Problem to work on:
Find the lines containing the word "hatályba" and copy every one of them.

Data shown:
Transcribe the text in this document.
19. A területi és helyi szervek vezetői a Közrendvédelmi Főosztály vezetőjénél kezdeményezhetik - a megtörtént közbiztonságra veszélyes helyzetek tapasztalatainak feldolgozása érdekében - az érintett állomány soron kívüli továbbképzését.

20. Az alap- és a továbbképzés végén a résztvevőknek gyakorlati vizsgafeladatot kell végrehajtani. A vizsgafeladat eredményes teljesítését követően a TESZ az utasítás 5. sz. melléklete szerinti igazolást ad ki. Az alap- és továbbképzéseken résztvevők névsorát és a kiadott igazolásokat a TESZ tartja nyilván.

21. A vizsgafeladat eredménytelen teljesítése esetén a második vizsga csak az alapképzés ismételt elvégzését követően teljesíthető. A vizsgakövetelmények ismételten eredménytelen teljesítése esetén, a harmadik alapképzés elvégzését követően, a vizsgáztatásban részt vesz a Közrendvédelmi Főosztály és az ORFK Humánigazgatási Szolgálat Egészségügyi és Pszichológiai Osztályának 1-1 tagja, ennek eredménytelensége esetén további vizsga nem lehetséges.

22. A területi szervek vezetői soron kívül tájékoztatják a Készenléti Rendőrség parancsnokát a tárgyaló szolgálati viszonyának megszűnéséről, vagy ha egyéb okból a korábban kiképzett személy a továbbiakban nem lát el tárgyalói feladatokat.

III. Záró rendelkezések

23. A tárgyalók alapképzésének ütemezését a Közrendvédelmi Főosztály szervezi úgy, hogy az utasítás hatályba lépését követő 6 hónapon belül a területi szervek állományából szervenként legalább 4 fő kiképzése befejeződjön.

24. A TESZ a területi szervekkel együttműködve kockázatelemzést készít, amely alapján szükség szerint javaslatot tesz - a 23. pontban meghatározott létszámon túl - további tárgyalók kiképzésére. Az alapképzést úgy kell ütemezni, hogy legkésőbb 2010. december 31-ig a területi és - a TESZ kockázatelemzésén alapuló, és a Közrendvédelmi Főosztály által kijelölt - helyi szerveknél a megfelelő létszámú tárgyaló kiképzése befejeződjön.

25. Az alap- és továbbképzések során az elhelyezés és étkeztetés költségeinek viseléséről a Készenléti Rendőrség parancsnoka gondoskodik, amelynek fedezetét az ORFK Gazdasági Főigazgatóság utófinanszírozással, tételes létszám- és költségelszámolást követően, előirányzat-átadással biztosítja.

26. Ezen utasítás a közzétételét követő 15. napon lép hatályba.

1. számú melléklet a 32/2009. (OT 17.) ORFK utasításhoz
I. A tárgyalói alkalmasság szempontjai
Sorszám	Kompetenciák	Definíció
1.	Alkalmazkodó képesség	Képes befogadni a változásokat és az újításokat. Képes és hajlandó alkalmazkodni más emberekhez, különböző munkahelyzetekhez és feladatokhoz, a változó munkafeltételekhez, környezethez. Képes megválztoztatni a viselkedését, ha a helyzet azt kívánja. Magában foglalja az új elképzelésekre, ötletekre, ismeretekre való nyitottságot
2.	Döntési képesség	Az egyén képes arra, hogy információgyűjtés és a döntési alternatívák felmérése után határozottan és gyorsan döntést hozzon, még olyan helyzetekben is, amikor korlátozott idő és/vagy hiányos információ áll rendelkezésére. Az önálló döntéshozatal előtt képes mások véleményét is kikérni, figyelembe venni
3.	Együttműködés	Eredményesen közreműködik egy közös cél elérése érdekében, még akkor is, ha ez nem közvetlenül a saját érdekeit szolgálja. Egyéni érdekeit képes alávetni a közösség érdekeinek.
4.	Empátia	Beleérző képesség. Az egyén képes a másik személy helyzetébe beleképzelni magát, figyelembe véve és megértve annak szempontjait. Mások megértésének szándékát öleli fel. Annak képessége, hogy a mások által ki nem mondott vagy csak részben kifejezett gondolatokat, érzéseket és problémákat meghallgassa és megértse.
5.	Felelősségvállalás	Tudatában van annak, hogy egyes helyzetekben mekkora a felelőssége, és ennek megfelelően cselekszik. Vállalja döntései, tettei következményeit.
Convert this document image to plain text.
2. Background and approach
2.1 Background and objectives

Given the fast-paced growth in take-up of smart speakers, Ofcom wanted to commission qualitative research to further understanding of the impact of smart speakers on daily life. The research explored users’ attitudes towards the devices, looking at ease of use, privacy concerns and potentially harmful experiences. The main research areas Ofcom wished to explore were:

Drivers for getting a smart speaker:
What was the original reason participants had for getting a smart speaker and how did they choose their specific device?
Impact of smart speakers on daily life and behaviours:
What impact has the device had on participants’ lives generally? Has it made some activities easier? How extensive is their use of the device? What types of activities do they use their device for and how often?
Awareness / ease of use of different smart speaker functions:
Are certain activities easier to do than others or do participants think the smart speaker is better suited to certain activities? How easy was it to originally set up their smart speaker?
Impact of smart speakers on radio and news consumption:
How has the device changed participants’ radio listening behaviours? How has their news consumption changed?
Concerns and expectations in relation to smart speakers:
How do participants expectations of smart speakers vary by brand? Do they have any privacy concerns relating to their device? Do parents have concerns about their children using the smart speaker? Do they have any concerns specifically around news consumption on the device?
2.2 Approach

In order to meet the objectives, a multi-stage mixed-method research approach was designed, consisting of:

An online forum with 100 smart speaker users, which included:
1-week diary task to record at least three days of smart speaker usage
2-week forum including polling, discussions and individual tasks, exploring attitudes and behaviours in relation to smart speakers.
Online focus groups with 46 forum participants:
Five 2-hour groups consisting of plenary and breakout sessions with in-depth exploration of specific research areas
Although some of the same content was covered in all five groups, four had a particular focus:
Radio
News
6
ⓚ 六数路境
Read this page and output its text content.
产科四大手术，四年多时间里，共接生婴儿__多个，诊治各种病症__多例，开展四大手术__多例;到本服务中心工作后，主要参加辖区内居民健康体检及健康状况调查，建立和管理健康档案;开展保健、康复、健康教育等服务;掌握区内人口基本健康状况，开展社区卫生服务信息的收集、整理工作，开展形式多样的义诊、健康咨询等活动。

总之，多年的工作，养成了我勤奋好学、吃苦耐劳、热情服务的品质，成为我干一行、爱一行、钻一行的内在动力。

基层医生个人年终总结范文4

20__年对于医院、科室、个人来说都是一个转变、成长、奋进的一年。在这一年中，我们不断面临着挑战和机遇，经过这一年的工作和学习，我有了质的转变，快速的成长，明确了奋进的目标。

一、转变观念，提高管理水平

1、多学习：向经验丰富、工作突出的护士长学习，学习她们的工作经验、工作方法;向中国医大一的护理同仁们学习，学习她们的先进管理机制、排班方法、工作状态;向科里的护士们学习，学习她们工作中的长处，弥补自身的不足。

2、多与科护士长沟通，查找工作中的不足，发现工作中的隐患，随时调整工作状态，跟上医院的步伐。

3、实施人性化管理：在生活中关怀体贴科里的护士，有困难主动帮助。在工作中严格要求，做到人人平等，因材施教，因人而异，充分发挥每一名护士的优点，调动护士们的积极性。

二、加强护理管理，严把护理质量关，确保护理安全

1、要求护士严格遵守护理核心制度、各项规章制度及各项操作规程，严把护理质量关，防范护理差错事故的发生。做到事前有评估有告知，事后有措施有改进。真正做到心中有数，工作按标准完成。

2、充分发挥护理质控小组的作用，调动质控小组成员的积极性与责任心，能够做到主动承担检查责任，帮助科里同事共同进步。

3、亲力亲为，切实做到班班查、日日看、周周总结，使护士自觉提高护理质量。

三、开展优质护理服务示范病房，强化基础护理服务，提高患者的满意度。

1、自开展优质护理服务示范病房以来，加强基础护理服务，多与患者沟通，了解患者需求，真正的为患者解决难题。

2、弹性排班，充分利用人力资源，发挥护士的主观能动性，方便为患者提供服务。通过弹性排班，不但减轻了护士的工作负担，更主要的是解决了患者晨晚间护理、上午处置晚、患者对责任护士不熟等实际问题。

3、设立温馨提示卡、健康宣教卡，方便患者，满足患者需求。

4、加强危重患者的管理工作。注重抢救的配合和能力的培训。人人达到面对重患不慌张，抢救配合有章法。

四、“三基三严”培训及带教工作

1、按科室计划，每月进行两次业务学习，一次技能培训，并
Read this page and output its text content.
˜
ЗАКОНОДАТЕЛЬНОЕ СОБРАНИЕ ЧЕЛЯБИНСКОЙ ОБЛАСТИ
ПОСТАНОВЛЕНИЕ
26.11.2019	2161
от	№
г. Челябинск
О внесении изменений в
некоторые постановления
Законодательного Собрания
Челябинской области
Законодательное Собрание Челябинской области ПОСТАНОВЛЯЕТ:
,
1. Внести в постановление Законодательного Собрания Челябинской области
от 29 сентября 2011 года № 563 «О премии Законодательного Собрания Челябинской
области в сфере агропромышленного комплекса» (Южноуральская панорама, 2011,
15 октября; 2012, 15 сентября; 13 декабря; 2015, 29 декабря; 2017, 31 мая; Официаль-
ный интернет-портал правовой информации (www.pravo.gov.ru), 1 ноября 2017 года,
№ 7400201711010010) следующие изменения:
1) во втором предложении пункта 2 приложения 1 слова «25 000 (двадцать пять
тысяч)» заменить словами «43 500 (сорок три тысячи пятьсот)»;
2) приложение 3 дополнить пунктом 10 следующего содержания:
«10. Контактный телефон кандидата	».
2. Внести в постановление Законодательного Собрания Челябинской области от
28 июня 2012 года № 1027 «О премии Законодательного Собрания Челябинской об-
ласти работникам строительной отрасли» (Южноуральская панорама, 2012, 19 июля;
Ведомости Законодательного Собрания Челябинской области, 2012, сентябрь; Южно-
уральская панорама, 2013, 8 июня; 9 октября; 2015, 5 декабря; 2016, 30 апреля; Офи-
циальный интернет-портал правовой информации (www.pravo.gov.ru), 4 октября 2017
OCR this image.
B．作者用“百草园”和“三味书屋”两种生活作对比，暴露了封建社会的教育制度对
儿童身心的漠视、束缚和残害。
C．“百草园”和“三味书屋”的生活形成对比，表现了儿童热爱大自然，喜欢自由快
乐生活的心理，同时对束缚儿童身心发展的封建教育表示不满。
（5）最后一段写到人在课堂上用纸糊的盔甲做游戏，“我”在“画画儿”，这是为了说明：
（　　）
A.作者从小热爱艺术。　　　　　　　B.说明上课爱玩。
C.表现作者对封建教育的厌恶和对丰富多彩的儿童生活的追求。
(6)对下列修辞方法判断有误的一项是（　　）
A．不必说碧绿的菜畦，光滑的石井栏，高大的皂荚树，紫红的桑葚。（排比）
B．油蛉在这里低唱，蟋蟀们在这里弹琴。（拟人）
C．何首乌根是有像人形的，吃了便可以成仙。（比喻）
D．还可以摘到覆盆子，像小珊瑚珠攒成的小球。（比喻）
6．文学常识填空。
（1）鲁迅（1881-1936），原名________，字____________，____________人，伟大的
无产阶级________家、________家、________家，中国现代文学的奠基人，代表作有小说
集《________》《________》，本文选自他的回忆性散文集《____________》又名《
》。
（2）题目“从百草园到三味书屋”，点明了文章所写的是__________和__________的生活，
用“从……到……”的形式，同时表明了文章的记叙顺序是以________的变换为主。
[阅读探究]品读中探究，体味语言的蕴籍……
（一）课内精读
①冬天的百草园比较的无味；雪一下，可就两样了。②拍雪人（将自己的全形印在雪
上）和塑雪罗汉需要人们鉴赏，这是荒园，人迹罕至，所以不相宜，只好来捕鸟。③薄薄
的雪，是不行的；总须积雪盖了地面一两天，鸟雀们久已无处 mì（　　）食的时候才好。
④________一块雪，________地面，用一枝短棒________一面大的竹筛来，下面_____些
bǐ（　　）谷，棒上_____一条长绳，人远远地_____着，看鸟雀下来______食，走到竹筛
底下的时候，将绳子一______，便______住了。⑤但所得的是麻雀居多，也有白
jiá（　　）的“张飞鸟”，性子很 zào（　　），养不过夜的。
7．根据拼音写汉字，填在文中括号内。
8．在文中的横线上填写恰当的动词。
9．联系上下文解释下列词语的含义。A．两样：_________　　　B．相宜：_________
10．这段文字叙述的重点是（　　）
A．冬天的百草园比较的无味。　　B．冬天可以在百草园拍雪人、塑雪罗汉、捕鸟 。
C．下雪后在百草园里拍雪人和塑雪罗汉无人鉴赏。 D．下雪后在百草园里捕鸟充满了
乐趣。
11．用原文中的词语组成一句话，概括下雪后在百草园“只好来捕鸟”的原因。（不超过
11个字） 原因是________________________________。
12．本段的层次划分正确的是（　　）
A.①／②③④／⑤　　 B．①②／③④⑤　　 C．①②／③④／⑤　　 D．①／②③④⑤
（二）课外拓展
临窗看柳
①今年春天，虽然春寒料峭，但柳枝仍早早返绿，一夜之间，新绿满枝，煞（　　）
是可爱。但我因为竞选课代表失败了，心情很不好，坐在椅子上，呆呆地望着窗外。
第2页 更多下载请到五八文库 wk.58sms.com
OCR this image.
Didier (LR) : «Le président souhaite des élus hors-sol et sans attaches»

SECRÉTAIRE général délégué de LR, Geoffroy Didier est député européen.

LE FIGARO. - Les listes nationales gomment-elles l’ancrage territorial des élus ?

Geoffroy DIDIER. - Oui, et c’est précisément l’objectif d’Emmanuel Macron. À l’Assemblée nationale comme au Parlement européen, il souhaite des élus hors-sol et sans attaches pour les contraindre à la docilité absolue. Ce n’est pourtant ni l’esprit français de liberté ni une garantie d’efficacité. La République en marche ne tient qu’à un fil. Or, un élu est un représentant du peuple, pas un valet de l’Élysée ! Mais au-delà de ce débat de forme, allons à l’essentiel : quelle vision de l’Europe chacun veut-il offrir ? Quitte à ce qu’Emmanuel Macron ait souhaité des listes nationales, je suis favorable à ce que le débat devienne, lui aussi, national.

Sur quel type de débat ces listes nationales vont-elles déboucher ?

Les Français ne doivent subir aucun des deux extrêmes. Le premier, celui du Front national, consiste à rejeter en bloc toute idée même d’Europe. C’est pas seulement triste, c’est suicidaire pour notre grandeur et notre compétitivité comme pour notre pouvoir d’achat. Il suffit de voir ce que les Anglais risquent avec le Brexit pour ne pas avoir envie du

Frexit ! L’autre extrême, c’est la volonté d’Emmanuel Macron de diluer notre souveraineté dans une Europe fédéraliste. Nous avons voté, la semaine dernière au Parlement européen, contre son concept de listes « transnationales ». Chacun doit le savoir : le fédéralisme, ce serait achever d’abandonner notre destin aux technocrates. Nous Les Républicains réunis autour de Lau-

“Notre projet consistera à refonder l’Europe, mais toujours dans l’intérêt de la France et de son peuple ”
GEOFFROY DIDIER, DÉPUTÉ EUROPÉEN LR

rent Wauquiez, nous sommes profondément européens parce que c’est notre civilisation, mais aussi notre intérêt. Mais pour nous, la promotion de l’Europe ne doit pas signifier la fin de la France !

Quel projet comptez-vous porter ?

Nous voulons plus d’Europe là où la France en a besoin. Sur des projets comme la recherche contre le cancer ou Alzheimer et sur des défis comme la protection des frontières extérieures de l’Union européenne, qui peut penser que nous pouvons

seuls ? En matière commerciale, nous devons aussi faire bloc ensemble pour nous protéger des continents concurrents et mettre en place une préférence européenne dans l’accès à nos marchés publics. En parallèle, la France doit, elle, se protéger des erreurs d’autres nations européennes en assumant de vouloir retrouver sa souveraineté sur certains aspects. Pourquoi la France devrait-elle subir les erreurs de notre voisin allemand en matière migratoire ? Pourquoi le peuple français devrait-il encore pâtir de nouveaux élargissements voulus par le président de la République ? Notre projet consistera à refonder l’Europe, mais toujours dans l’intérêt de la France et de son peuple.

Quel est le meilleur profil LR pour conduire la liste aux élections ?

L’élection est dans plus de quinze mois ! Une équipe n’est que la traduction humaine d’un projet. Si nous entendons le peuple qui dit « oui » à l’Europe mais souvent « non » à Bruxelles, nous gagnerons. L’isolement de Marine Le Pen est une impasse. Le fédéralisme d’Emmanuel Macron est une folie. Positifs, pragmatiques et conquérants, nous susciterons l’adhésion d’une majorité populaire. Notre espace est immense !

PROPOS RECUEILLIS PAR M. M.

Answer for the task:
23. A tárgyalók alapképzésének ütemezését a Közrendvédelmi Főosztály szervezi úgy, hogy az utasítás hatályba lépését követő 6 hónapon belül a területi szervek állományából szervenként legalább 4 fő kiképzése befejeződjön.
26. Ezen utasítás a közzétételét követő 15. napon lép hatályba.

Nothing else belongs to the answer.